Aim of the exercise → For the records below, give the count of lines holding the word "相同条件下" and nothing more.

[Dataset items]

>>>>

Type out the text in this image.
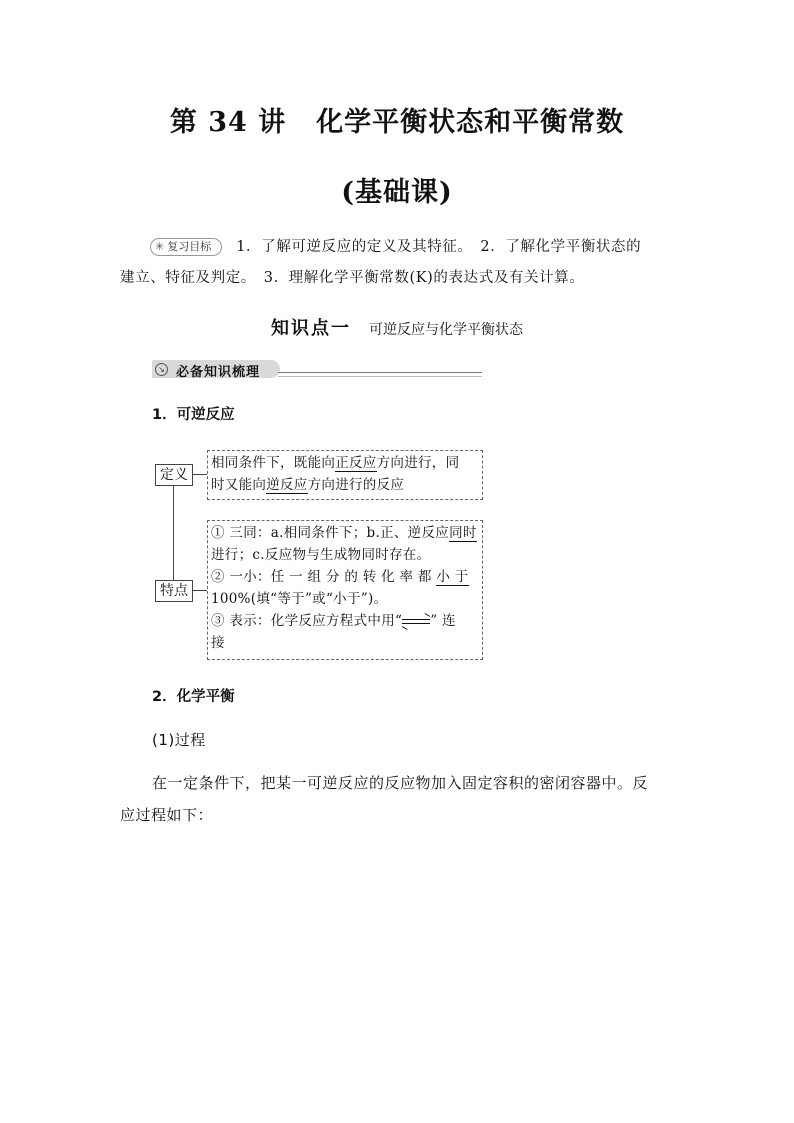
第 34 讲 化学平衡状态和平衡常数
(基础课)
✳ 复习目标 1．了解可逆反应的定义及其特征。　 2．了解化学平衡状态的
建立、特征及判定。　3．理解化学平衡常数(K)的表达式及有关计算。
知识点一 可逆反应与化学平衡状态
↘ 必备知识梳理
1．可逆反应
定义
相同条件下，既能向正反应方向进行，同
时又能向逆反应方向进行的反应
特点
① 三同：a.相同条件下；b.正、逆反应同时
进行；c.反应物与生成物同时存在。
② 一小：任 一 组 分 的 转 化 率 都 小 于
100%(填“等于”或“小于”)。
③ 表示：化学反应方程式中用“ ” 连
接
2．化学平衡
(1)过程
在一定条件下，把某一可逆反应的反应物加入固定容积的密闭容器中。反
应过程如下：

<<<<

The answer → 2